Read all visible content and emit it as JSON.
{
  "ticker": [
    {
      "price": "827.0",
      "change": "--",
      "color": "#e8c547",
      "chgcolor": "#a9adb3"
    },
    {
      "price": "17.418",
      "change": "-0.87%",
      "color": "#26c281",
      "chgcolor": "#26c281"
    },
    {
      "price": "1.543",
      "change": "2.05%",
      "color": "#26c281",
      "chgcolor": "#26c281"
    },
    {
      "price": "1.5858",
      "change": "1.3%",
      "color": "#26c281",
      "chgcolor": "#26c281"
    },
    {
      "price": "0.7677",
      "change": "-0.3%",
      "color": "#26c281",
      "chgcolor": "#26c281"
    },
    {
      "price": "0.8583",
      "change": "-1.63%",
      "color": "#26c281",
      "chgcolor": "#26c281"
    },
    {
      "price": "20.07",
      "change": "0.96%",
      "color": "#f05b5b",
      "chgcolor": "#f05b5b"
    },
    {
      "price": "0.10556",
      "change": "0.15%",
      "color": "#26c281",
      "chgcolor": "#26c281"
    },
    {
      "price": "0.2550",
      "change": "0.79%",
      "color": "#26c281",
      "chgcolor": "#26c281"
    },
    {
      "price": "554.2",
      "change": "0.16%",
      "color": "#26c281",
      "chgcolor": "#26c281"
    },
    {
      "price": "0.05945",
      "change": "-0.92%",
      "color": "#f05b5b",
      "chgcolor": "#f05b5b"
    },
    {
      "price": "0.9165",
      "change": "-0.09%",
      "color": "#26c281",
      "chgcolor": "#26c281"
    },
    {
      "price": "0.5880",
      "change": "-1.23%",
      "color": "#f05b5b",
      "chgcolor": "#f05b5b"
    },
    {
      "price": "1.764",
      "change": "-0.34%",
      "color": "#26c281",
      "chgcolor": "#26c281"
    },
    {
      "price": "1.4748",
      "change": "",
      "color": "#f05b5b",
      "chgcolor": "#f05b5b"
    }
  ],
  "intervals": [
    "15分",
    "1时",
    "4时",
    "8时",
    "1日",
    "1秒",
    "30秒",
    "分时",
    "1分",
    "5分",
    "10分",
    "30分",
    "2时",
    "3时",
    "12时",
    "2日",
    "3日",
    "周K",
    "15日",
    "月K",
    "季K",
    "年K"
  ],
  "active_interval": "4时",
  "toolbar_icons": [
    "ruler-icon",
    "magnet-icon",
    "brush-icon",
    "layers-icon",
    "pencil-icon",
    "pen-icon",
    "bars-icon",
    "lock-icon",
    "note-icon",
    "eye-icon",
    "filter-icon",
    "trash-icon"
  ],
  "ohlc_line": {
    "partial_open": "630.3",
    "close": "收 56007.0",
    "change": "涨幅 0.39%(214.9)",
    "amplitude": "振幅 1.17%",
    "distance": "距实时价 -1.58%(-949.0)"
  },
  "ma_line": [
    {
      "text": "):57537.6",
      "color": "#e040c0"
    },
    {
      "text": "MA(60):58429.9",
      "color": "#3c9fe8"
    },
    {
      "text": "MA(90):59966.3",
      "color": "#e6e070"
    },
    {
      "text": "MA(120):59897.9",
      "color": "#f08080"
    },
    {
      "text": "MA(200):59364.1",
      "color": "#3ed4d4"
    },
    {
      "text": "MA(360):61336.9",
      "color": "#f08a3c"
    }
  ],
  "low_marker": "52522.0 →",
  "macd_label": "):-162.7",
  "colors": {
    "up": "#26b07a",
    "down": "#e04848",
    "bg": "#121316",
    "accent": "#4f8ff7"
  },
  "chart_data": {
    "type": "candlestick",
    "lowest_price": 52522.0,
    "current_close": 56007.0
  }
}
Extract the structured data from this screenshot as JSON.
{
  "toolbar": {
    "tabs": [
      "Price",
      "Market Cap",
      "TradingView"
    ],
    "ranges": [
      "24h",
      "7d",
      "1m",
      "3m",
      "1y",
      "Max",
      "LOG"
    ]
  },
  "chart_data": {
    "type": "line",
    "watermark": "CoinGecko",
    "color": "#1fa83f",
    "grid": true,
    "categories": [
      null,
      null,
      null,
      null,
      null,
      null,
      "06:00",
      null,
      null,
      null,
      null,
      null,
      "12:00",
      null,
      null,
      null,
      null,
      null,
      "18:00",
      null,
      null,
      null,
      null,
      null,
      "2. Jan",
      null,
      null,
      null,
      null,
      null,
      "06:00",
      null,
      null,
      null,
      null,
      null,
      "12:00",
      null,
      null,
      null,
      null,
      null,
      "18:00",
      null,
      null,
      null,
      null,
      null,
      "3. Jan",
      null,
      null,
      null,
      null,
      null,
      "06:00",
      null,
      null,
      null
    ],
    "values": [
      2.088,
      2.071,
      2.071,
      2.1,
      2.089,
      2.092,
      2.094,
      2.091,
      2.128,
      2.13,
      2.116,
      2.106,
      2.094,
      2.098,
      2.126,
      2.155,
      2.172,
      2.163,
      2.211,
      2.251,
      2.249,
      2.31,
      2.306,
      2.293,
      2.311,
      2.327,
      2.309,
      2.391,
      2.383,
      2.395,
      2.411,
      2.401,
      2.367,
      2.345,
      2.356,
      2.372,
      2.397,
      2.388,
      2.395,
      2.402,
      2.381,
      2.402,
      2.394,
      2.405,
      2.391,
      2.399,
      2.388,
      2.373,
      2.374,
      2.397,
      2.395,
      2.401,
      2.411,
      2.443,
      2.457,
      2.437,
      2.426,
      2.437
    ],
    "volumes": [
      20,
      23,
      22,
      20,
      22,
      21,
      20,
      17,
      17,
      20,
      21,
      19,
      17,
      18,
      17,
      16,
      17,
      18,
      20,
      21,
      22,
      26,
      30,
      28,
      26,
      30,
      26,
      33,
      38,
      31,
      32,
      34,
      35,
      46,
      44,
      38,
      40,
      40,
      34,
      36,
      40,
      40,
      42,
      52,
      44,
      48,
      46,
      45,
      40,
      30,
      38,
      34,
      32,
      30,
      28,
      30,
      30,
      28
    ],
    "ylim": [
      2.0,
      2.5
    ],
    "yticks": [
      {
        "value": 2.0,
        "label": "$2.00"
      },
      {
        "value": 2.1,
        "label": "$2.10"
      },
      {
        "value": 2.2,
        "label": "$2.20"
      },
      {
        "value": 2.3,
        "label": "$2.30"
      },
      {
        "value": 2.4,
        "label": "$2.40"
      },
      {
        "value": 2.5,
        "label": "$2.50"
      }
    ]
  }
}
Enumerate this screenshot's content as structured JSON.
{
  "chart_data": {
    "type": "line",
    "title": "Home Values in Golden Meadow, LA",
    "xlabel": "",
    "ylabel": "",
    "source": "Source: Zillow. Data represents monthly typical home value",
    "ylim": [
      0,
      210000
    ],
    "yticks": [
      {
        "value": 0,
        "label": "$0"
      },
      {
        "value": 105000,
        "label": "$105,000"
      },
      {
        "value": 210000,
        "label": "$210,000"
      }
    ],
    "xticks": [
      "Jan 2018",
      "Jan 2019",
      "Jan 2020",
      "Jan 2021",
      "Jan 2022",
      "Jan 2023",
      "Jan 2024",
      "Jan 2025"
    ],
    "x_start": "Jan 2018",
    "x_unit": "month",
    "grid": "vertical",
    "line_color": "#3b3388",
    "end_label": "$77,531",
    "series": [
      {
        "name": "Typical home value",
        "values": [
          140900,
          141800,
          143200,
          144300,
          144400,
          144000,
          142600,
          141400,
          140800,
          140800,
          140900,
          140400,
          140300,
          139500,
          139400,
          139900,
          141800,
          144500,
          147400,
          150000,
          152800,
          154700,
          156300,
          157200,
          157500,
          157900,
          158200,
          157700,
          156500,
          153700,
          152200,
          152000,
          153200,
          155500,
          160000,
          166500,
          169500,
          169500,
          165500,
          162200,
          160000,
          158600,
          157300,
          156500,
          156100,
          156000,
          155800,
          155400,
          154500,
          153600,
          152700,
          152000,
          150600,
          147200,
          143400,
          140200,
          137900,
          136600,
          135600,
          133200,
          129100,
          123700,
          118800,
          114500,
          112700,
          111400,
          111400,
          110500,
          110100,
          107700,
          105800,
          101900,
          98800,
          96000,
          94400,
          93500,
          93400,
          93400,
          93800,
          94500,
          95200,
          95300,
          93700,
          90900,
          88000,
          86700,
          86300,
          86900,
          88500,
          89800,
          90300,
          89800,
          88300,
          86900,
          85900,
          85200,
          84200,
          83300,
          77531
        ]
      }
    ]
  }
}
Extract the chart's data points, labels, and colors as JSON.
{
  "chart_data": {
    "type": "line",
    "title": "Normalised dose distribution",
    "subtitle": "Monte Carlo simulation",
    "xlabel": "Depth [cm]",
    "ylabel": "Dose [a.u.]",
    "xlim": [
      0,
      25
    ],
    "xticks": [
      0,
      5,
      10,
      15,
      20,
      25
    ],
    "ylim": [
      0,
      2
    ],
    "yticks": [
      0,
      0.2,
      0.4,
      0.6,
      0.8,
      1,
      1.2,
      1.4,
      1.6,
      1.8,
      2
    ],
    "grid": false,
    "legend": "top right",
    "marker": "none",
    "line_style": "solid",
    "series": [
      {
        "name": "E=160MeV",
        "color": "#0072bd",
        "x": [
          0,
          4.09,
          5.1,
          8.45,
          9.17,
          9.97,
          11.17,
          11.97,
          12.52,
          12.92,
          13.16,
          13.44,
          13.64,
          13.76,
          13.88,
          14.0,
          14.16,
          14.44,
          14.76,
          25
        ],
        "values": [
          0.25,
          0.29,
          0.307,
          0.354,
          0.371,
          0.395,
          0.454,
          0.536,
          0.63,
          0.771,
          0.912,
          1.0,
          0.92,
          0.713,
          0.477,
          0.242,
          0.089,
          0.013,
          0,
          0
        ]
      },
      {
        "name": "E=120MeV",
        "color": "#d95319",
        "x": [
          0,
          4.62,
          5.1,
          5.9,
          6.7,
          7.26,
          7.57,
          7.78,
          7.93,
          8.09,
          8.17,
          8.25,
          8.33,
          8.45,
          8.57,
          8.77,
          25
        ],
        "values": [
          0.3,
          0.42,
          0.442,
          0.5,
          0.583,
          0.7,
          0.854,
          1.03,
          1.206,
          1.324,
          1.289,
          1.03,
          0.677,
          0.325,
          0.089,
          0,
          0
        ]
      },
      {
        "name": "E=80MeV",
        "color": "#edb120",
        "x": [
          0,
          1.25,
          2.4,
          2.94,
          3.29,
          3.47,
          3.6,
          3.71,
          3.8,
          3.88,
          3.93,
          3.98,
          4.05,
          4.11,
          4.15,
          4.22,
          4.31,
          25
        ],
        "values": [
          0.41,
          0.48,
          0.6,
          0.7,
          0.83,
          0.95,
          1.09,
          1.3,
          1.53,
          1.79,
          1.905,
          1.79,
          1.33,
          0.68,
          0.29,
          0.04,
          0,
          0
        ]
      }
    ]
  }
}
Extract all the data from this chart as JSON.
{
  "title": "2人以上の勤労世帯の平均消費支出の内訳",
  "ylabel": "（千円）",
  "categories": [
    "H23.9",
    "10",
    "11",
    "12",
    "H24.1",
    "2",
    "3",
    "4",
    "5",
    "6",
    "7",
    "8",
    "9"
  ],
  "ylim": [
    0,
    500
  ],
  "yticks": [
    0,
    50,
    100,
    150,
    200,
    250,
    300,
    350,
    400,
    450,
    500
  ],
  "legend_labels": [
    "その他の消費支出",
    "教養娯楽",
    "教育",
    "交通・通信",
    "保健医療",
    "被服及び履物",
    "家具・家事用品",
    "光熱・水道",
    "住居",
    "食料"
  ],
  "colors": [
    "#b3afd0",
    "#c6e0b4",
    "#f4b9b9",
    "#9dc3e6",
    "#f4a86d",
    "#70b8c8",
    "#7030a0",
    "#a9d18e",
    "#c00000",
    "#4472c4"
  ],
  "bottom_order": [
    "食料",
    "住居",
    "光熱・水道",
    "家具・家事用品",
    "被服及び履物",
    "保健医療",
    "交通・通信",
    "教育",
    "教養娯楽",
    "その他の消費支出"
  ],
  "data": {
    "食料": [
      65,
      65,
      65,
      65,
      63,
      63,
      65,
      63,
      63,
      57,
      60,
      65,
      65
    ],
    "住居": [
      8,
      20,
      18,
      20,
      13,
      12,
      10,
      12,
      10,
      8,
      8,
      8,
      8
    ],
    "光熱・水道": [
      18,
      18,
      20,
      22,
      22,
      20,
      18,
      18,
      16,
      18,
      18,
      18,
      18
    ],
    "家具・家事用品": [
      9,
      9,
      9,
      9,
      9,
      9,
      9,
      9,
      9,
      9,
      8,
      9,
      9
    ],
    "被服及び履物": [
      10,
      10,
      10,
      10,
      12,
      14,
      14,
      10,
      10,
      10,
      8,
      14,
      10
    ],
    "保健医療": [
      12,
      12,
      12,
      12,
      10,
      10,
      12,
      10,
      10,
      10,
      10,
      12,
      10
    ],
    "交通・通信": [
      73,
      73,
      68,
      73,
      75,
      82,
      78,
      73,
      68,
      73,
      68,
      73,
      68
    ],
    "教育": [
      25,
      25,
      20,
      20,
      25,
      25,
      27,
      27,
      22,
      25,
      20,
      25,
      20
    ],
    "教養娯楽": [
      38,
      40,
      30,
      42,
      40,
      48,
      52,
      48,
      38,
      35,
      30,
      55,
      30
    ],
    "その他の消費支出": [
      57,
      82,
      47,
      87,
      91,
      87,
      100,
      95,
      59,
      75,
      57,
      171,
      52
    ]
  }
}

EXERCISE INSTRUCTIONS =>
Look through the entries above and list every line containing "JSON".

FULL SOLUTION =>
Read all visible content and emit it as JSON.
Extract the structured data from this screenshot as JSON.
Enumerate this screenshot's content as structured JSON.
Extract the chart's data points, labels, and colors as JSON.
Extract all the data from this chart as JSON.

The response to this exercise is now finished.